• [Problem to work on] Gather every row below that contains the string "Postal" and copy each of those rows in full. Letter case must match.

• [Information supplied]
((
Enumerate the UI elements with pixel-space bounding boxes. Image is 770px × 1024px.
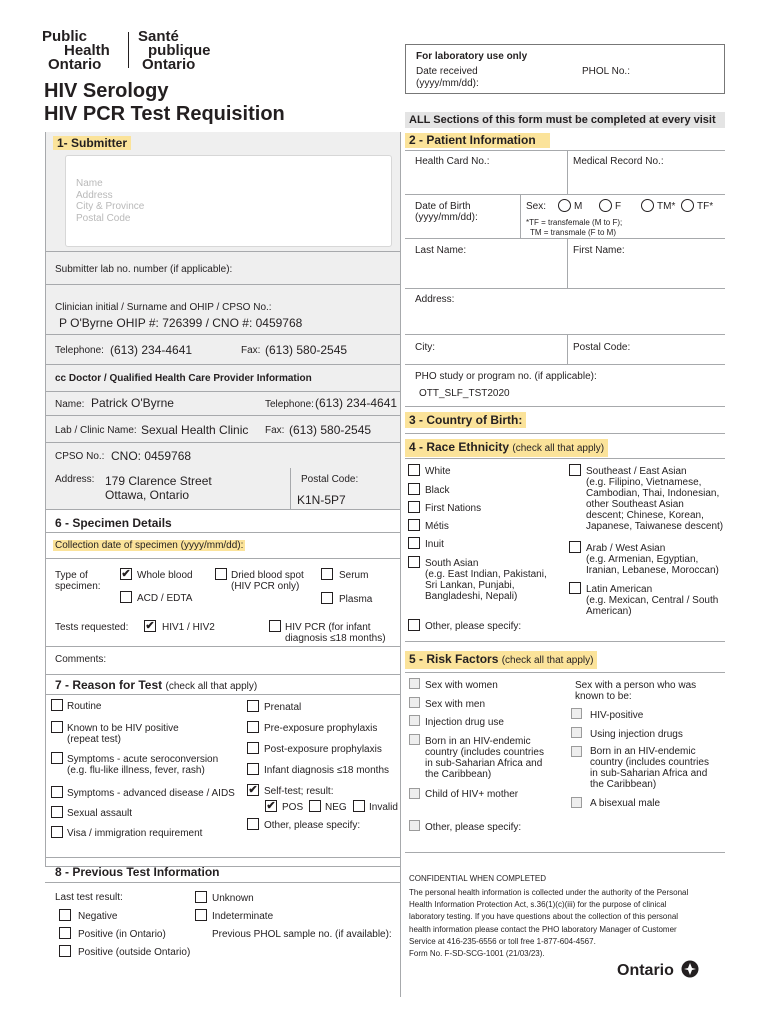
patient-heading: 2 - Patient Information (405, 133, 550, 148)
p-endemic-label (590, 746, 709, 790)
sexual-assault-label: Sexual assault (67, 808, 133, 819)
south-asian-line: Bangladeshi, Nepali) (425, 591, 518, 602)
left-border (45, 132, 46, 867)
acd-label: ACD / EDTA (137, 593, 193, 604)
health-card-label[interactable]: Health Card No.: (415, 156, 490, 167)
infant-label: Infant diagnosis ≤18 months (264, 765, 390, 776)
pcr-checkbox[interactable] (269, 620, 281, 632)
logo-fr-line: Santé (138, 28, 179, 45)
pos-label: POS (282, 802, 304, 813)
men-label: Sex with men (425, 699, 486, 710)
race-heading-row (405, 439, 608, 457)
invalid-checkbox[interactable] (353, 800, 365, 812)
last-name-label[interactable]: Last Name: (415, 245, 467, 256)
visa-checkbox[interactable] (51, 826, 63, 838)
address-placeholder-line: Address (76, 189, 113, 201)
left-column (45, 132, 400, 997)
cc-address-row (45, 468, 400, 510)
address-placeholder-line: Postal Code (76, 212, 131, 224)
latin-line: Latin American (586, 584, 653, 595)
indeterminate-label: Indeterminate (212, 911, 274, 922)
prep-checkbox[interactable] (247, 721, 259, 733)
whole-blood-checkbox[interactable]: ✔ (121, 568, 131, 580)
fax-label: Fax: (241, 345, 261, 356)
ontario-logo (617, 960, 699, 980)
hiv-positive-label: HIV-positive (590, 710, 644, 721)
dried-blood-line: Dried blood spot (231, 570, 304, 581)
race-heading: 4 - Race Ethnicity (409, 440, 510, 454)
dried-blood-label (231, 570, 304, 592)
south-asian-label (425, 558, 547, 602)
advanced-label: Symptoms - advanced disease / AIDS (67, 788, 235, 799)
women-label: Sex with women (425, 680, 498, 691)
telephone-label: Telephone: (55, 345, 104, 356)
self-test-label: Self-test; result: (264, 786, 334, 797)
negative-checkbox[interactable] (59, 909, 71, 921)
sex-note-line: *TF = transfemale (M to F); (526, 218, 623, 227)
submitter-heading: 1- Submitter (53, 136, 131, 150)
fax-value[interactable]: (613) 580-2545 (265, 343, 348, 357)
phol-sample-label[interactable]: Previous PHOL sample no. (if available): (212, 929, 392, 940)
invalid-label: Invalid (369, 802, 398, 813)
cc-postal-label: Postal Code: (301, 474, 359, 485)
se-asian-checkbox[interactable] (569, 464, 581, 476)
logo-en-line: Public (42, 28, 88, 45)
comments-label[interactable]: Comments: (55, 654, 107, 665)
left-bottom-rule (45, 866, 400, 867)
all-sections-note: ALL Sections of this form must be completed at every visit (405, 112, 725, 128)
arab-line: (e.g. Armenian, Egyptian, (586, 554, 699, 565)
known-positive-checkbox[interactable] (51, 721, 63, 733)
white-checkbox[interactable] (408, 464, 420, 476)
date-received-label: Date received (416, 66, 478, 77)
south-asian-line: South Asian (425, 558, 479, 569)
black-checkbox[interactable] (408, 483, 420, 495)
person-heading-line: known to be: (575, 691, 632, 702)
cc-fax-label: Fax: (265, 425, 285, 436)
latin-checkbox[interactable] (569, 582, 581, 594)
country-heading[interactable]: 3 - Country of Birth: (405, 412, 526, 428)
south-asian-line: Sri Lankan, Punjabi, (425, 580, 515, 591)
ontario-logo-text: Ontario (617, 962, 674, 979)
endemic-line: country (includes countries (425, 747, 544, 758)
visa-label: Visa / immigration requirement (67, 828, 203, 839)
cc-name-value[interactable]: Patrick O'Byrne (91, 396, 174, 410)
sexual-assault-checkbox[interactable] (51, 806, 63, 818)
))
• [Solution to this exercise]
address-placeholder-line: Postal Code (76, 212, 131, 224)
cc-postal-label: Postal Code: (301, 474, 359, 485)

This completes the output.